___ EXCERPTED DATA

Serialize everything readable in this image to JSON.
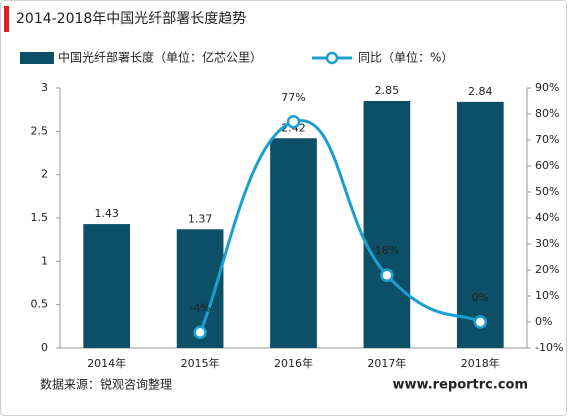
{
  "chart_data": {
    "type": "bar-line",
    "title": "2014-2018年中国光纤部署长度趋势",
    "categories": [
      "2014年",
      "2015年",
      "2016年",
      "2017年",
      "2018年"
    ],
    "series": [
      {
        "name": "中国光纤部署长度（单位：亿芯公里）",
        "color": "#0c4f66",
        "type": "bar",
        "values": [
          1.43,
          1.37,
          2.42,
          2.85,
          2.84
        ]
      },
      {
        "name": "同比（单位：%）",
        "color": "#1b9fd1",
        "type": "line",
        "axis": "y2",
        "values": [
          null,
          -4,
          77,
          18,
          0
        ],
        "value_labels": [
          null,
          "-4%",
          "77%",
          "18%",
          "0%"
        ]
      }
    ],
    "ylim": [
      0,
      3
    ],
    "yticks": [
      0,
      0.5,
      1,
      1.5,
      2,
      2.5,
      3
    ],
    "y2lim": [
      -10,
      90
    ],
    "y2ticks": [
      {
        "value": -10,
        "label": "-10%"
      },
      {
        "value": 0,
        "label": "0%"
      },
      {
        "value": 10,
        "label": "10%"
      },
      {
        "value": 20,
        "label": "20%"
      },
      {
        "value": 30,
        "label": "30%"
      },
      {
        "value": 40,
        "label": "40%"
      },
      {
        "value": 50,
        "label": "50%"
      },
      {
        "value": 60,
        "label": "60%"
      },
      {
        "value": 70,
        "label": "70%"
      },
      {
        "value": 80,
        "label": "80%"
      },
      {
        "value": 90,
        "label": "90%"
      }
    ],
    "source": "数据来源：锐观咨询整理",
    "website": "www.reportrc.com"
  }
}
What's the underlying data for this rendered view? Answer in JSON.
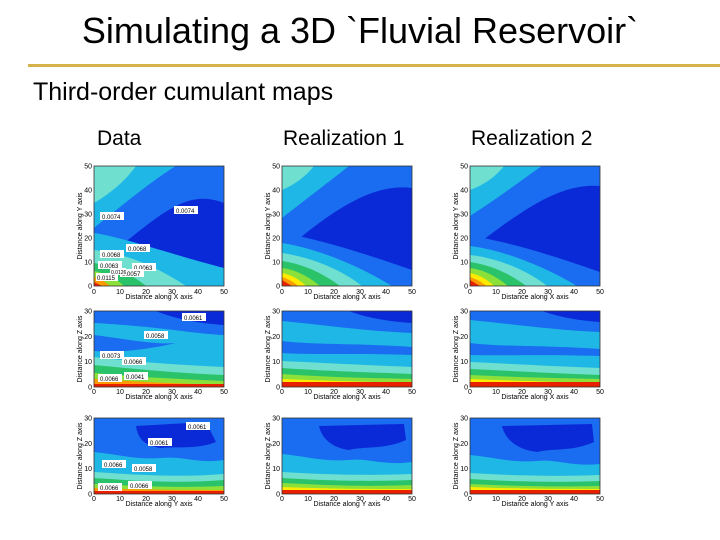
{
  "slide": {
    "title": "Simulating a 3D `Fluvial Reservoir`",
    "subtitle": "Third-order cumulant maps",
    "columns": [
      "Data",
      "Realization 1",
      "Realization 2"
    ]
  },
  "palette": [
    "#0a2ad8",
    "#1a6cf0",
    "#1fb8e6",
    "#6fe0d0",
    "#2bc36a",
    "#8be03a",
    "#ffea00",
    "#ff9b00",
    "#e82000"
  ],
  "axes": {
    "xy": {
      "xlabel": "Distance along X axis",
      "ylabel": "Distance along Y axis",
      "xticks": [
        "0",
        "10",
        "20",
        "30",
        "40",
        "50"
      ],
      "yticks": [
        "0",
        "10",
        "20",
        "30",
        "40",
        "50"
      ]
    },
    "xz": {
      "xlabel": "Distance along X axis",
      "ylabel": "Distance along Z axis",
      "xticks": [
        "0",
        "10",
        "20",
        "30",
        "40",
        "50"
      ],
      "yticks": [
        "0",
        "10",
        "20",
        "30"
      ]
    },
    "yz": {
      "xlabel": "Distance along Y axis",
      "ylabel": "Distance along Z axis",
      "xticks": [
        "0",
        "10",
        "20",
        "30",
        "40",
        "50"
      ],
      "yticks": [
        "0",
        "10",
        "20",
        "30"
      ]
    }
  },
  "contour_labels": {
    "xy_data": [
      "0.0074",
      "0.0074",
      "0.0068",
      "0.0068",
      "0.0063",
      "0.0063",
      "0.0057",
      "0.0115",
      "0.0126"
    ],
    "xz_data": [
      "0.0061",
      "0.0058",
      "0.0073",
      "0.0066",
      "0.0066",
      "0.0041"
    ],
    "yz_data": [
      "0.0061",
      "0.0061",
      "0.0066",
      "0.0058",
      "0.0066",
      "0.0066"
    ]
  }
}
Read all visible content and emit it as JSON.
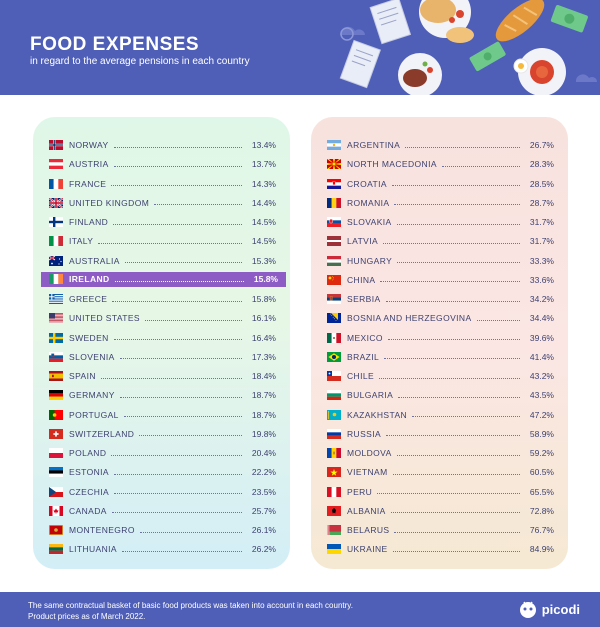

______

[YOUR INSTRUCTIONS]: Each record above is to be restated exactly, with its pictures removed from the copy.

[EXERCISE RESPONSE]:
Serialize everything readable in this image to JSON.
{
  "chart_data": {
    "type": "bar-line",
    "title": "2014-2018年中国光纤部署长度趋势",
    "categories": [
      "2014年",
      "2015年",
      "2016年",
      "2017年",
      "2018年"
    ],
    "series": [
      {
        "name": "中国光纤部署长度（单位：亿芯公里）",
        "color": "#0c4f66",
        "type": "bar",
        "values": [
          1.43,
          1.37,
          2.42,
          2.85,
          2.84
        ]
      },
      {
        "name": "同比（单位：%）",
        "color": "#1b9fd1",
        "type": "line",
        "axis": "y2",
        "values": [
          null,
          -4,
          77,
          18,
          0
        ],
        "value_labels": [
          null,
          "-4%",
          "77%",
          "18%",
          "0%"
        ]
      }
    ],
    "ylim": [
      0,
      3
    ],
    "yticks": [
      0,
      0.5,
      1,
      1.5,
      2,
      2.5,
      3
    ],
    "y2lim": [
      -10,
      90
    ],
    "y2ticks": [
      {
        "value": -10,
        "label": "-10%"
      },
      {
        "value": 0,
        "label": "0%"
      },
      {
        "value": 10,
        "label": "10%"
      },
      {
        "value": 20,
        "label": "20%"
      },
      {
        "value": 30,
        "label": "30%"
      },
      {
        "value": 40,
        "label": "40%"
      },
      {
        "value": 50,
        "label": "50%"
      },
      {
        "value": 60,
        "label": "60%"
      },
      {
        "value": 70,
        "label": "70%"
      },
      {
        "value": 80,
        "label": "80%"
      },
      {
        "value": 90,
        "label": "90%"
      }
    ],
    "source": "数据来源：锐观咨询整理",
    "website": "www.reportrc.com"
  }
}
What's the underlying data for this rendered view? Answer in JSON.
{
  "slide": {
    "title": "Simulating a 3D `Fluvial Reservoir`",
    "subtitle": "Third-order cumulant maps",
    "columns": [
      "Data",
      "Realization 1",
      "Realization 2"
    ]
  },
  "palette": [
    "#0a2ad8",
    "#1a6cf0",
    "#1fb8e6",
    "#6fe0d0",
    "#2bc36a",
    "#8be03a",
    "#ffea00",
    "#ff9b00",
    "#e82000"
  ],
  "axes": {
    "xy": {
      "xlabel": "Distance along X axis",
      "ylabel": "Distance along Y axis",
      "xticks": [
        "0",
        "10",
        "20",
        "30",
        "40",
        "50"
      ],
      "yticks": [
        "0",
        "10",
        "20",
        "30",
        "40",
        "50"
      ]
    },
    "xz": {
      "xlabel": "Distance along X axis",
      "ylabel": "Distance along Z axis",
      "xticks": [
        "0",
        "10",
        "20",
        "30",
        "40",
        "50"
      ],
      "yticks": [
        "0",
        "10",
        "20",
        "30"
      ]
    },
    "yz": {
      "xlabel": "Distance along Y axis",
      "ylabel": "Distance along Z axis",
      "xticks": [
        "0",
        "10",
        "20",
        "30",
        "40",
        "50"
      ],
      "yticks": [
        "0",
        "10",
        "20",
        "30"
      ]
    }
  },
  "contour_labels": {
    "xy_data": [
      "0.0074",
      "0.0074",
      "0.0068",
      "0.0068",
      "0.0063",
      "0.0063",
      "0.0057",
      "0.0115",
      "0.0126"
    ],
    "xz_data": [
      "0.0061",
      "0.0058",
      "0.0073",
      "0.0066",
      "0.0066",
      "0.0041"
    ],
    "yz_data": [
      "0.0061",
      "0.0061",
      "0.0066",
      "0.0058",
      "0.0066",
      "0.0066"
    ]
  }
}
Read all visible content and emit it as JSON.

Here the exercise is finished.